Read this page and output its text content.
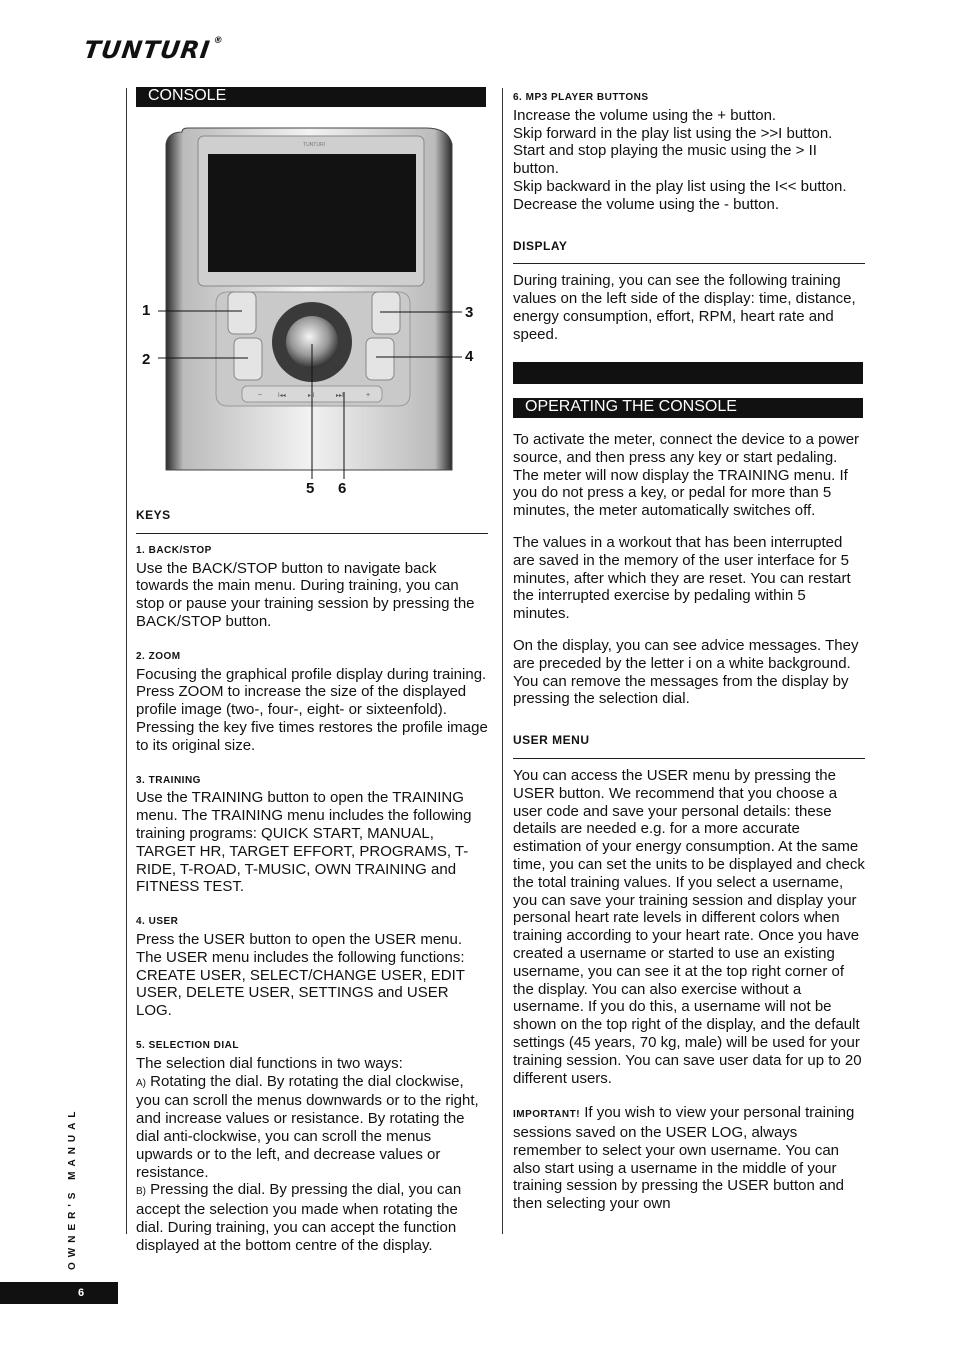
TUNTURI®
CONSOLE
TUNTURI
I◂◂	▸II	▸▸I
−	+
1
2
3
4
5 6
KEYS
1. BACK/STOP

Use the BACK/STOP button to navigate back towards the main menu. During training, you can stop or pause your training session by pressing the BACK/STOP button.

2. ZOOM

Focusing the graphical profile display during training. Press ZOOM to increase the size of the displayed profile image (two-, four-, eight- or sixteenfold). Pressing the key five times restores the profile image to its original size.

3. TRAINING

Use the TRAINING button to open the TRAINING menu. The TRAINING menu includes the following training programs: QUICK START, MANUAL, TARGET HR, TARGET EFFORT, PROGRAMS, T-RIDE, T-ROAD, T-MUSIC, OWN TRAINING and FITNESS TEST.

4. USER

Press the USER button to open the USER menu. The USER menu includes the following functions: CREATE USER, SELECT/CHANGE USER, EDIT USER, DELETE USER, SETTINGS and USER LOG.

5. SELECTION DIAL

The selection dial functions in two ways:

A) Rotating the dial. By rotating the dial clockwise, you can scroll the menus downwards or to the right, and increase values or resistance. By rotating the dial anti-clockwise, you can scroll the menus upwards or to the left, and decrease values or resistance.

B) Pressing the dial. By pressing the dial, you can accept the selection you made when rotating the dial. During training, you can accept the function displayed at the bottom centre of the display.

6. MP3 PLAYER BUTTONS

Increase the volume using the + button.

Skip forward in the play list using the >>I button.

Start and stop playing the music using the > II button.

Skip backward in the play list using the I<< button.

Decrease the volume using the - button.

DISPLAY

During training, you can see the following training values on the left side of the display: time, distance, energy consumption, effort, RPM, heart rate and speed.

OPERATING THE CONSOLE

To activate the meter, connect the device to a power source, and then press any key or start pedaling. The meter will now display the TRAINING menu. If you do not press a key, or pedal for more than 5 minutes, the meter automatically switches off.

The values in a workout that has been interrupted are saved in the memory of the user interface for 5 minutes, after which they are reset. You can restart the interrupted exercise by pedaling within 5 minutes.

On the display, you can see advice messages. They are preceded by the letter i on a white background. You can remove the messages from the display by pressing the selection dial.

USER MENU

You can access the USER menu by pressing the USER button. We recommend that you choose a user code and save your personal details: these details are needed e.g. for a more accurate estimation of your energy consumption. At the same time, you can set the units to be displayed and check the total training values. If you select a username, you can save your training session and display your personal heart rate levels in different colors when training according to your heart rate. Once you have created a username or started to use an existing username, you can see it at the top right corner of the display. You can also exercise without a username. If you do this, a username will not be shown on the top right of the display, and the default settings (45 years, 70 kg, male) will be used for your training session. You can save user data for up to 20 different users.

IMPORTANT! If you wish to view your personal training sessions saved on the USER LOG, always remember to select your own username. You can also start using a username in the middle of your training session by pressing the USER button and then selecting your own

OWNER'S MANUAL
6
##############################
WHAT IS BEING ASKED:
Reproduce all entries without any change, and omit the pictures.

TASK ANSWER:
Read this page and output its text content.
TUNTURI®
CONSOLE
TUNTURI
I◂◂	▸II	▸▸I
−	+
1
2
3
4
5 6
KEYS
1. BACK/STOP

Use the BACK/STOP button to navigate back towards the main menu. During training, you can stop or pause your training session by pressing the BACK/STOP button.

2. ZOOM

Focusing the graphical profile display during training. Press ZOOM to increase the size of the displayed profile image (two-, four-, eight- or sixteenfold). Pressing the key five times restores the profile image to its original size.

3. TRAINING

Use the TRAINING button to open the TRAINING menu. The TRAINING menu includes the following training programs: QUICK START, MANUAL, TARGET HR, TARGET EFFORT, PROGRAMS, T-RIDE, T-ROAD, T-MUSIC, OWN TRAINING and FITNESS TEST.

4. USER

Press the USER button to open the USER menu. The USER menu includes the following functions: CREATE USER, SELECT/CHANGE USER, EDIT USER, DELETE USER, SETTINGS and USER LOG.

5. SELECTION DIAL

The selection dial functions in two ways:

A) Rotating the dial. By rotating the dial clockwise, you can scroll the menus downwards or to the right, and increase values or resistance. By rotating the dial anti-clockwise, you can scroll the menus upwards or to the left, and decrease values or resistance.

B) Pressing the dial. By pressing the dial, you can accept the selection you made when rotating the dial. During training, you can accept the function displayed at the bottom centre of the display.

6. MP3 PLAYER BUTTONS

Increase the volume using the + button.

Skip forward in the play list using the >>I button.

Start and stop playing the music using the > II button.

Skip backward in the play list using the I<< button.

Decrease the volume using the - button.

DISPLAY

During training, you can see the following training values on the left side of the display: time, distance, energy consumption, effort, RPM, heart rate and speed.

OPERATING THE CONSOLE

To activate the meter, connect the device to a power source, and then press any key or start pedaling. The meter will now display the TRAINING menu. If you do not press a key, or pedal for more than 5 minutes, the meter automatically switches off.

The values in a workout that has been interrupted are saved in the memory of the user interface for 5 minutes, after which they are reset. You can restart the interrupted exercise by pedaling within 5 minutes.

On the display, you can see advice messages. They are preceded by the letter i on a white background. You can remove the messages from the display by pressing the selection dial.

USER MENU

You can access the USER menu by pressing the USER button. We recommend that you choose a user code and save your personal details: these details are needed e.g. for a more accurate estimation of your energy consumption. At the same time, you can set the units to be displayed and check the total training values. If you select a username, you can save your training session and display your personal heart rate levels in different colors when training according to your heart rate. Once you have created a username or started to use an existing username, you can see it at the top right corner of the display. You can also exercise without a username. If you do this, a username will not be shown on the top right of the display, and the default settings (45 years, 70 kg, male) will be used for your training session. You can save user data for up to 20 different users.

IMPORTANT! If you wish to view your personal training sessions saved on the USER LOG, always remember to select your own username. You can also start using a username in the middle of your training session by pressing the USER button and then selecting your own

OWNER'S MANUAL
6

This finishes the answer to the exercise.